→ WORK INSTRUCTIONS: State the number of lines that contain the word "this", and add nothing else.
☆ ☆ ☆ ☆ ☆ ☆ ☆
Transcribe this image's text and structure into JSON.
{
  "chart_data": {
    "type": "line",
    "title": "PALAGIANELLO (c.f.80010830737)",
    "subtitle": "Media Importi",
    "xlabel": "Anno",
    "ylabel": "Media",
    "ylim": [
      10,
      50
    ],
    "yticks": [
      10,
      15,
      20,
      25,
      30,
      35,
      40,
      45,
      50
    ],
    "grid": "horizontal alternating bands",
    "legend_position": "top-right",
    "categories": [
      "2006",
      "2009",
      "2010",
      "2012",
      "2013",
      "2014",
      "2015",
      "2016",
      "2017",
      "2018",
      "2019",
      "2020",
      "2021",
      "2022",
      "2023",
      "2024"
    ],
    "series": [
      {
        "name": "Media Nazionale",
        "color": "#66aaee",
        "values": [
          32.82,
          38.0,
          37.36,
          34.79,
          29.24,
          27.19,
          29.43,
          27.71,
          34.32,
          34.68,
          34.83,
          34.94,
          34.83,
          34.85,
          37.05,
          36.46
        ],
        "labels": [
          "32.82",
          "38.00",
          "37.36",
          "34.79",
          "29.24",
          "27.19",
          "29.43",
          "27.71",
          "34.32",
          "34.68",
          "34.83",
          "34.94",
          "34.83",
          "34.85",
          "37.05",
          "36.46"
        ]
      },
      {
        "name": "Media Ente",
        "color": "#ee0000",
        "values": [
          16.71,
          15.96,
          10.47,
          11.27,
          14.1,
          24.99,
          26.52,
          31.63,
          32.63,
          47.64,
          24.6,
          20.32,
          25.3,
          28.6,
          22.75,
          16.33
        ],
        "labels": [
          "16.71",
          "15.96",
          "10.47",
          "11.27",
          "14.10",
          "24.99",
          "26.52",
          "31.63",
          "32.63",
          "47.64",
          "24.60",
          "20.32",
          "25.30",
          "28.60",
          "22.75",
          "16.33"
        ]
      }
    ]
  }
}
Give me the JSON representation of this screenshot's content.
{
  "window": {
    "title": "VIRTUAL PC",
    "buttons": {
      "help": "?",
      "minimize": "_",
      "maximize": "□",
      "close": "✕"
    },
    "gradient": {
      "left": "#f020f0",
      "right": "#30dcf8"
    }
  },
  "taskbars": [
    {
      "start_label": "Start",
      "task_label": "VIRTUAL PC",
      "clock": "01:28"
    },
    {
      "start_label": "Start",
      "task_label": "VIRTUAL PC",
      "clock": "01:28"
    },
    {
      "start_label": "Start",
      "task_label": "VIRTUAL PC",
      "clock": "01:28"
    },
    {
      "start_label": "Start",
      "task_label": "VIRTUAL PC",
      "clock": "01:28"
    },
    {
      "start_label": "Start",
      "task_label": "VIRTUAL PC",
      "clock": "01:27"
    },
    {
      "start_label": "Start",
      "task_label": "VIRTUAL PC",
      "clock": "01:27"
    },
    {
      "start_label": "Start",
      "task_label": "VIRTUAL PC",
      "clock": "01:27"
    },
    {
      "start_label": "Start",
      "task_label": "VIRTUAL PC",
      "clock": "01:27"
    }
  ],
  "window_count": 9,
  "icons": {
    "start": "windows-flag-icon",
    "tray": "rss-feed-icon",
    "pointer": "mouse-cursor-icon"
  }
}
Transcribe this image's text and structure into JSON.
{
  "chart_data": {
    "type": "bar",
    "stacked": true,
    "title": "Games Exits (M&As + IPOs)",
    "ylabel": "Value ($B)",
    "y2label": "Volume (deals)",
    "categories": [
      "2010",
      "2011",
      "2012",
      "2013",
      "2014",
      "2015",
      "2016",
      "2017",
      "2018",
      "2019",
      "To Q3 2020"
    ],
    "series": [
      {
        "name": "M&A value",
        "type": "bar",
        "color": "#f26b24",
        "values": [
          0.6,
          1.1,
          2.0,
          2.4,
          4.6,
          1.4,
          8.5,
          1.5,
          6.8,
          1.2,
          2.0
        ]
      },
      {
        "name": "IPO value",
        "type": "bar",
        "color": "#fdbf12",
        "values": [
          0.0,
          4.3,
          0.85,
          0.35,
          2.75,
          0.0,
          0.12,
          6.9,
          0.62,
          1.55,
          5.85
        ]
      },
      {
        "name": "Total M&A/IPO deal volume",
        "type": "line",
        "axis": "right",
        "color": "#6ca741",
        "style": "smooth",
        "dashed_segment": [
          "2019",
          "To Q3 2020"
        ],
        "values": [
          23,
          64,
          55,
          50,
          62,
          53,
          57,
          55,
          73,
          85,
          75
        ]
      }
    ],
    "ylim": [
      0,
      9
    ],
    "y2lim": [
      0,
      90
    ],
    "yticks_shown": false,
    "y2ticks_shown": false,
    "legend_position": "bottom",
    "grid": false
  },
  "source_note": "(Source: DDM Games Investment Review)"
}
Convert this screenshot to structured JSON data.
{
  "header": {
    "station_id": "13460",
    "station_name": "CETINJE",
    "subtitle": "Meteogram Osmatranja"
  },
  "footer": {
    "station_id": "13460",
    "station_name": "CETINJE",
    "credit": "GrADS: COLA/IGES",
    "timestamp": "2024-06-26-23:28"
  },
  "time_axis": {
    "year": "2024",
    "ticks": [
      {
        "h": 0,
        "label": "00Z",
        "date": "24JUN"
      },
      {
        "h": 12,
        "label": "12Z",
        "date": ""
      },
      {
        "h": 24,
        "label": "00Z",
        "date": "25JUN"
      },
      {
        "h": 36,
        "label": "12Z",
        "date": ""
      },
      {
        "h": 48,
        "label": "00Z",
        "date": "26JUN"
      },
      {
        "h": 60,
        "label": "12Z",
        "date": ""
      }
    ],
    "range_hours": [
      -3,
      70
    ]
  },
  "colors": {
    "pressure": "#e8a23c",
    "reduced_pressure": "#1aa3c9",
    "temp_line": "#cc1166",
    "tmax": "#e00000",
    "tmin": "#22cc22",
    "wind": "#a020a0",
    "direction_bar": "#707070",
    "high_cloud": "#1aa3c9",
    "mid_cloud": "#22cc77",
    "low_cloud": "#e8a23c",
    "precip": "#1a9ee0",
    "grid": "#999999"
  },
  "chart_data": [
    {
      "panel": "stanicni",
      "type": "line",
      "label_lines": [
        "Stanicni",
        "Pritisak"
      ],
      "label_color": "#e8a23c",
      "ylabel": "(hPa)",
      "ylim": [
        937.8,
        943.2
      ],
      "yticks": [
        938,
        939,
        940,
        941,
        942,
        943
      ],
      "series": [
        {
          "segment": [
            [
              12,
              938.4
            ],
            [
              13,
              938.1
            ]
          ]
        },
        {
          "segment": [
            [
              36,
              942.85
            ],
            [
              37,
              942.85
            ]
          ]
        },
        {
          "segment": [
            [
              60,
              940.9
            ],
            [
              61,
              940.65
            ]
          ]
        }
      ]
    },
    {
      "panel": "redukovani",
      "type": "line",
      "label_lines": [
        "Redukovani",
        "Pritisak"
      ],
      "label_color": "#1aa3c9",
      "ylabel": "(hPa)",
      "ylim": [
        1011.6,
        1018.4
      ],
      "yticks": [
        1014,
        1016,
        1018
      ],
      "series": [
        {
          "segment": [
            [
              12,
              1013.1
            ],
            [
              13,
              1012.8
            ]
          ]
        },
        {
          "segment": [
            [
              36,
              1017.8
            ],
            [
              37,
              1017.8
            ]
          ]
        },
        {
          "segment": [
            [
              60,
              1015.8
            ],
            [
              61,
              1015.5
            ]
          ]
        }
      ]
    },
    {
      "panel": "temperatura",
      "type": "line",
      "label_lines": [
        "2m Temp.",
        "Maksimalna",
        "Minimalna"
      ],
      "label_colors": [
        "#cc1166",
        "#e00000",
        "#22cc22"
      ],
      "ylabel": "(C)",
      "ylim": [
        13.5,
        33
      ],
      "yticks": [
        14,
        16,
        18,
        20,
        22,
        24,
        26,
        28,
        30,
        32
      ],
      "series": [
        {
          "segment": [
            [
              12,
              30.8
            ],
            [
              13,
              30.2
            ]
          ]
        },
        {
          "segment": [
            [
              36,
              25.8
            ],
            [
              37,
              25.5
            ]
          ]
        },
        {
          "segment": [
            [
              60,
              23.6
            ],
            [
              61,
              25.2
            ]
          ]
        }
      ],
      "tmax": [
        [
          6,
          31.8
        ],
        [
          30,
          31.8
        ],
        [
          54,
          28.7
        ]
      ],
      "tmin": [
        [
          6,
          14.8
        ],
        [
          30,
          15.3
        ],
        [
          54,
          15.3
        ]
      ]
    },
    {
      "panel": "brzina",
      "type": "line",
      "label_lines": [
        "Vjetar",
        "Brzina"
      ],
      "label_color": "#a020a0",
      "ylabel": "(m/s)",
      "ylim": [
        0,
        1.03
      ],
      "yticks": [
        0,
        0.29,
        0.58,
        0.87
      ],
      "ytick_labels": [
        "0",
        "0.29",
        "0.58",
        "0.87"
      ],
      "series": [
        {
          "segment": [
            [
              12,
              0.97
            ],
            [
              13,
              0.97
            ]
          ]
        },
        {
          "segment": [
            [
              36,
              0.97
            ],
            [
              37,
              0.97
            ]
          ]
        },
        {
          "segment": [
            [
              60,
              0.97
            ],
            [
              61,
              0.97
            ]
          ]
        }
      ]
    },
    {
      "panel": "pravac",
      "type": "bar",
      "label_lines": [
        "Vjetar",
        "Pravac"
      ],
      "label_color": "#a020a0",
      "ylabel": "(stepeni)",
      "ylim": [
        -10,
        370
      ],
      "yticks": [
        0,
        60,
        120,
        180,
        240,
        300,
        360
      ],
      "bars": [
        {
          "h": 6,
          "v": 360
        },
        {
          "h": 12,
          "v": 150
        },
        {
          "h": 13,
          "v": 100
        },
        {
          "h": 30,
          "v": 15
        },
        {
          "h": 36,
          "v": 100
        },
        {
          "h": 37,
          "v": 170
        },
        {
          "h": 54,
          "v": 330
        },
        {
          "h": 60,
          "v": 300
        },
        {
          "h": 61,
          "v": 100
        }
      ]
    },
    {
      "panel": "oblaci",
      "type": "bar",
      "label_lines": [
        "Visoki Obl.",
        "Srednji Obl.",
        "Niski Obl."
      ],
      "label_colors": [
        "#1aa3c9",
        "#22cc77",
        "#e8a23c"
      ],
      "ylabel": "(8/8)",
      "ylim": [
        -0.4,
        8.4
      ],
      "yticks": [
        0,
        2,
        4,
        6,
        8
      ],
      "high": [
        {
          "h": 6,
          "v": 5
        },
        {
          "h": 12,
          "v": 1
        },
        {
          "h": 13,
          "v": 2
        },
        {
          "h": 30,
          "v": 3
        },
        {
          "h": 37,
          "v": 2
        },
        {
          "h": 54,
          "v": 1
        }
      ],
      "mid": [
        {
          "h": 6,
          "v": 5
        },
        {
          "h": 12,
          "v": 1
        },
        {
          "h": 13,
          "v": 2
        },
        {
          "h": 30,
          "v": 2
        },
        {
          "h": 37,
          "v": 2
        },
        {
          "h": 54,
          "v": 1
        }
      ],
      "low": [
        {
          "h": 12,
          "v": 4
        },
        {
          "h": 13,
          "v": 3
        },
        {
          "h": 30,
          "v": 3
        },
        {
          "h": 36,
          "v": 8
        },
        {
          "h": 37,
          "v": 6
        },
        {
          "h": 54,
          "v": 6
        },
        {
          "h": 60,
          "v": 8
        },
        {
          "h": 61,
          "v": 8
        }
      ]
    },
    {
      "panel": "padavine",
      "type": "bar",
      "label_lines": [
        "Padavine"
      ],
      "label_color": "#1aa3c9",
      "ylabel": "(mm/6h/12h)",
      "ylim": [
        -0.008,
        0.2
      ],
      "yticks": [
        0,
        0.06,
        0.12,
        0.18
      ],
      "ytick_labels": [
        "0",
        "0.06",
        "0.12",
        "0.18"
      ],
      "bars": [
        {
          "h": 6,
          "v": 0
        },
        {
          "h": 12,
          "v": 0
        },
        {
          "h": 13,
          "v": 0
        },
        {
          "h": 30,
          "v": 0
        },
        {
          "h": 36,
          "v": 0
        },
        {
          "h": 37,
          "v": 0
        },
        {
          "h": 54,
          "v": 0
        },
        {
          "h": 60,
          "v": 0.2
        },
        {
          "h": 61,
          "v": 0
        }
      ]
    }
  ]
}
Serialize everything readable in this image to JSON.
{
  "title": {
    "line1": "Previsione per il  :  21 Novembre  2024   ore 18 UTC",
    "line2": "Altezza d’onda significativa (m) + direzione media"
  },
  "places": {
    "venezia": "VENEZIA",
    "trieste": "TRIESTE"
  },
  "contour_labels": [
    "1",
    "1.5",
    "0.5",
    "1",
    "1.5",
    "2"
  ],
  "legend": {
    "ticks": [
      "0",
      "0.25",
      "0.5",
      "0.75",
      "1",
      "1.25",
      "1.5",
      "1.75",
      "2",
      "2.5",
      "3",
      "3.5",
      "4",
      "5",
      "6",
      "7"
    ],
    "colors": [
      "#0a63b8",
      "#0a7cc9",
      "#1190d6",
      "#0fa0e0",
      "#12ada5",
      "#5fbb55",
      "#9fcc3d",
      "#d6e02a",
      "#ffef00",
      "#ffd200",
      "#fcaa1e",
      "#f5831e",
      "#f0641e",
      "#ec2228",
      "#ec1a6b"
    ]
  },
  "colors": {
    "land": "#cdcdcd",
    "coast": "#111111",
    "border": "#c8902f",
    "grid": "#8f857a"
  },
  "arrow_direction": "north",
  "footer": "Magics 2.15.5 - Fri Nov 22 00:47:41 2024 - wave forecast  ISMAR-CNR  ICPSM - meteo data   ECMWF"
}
☆ ☆ ☆ ☆ ☆ ☆ ☆
→ OUTPUT OF THE EXERCISE: 5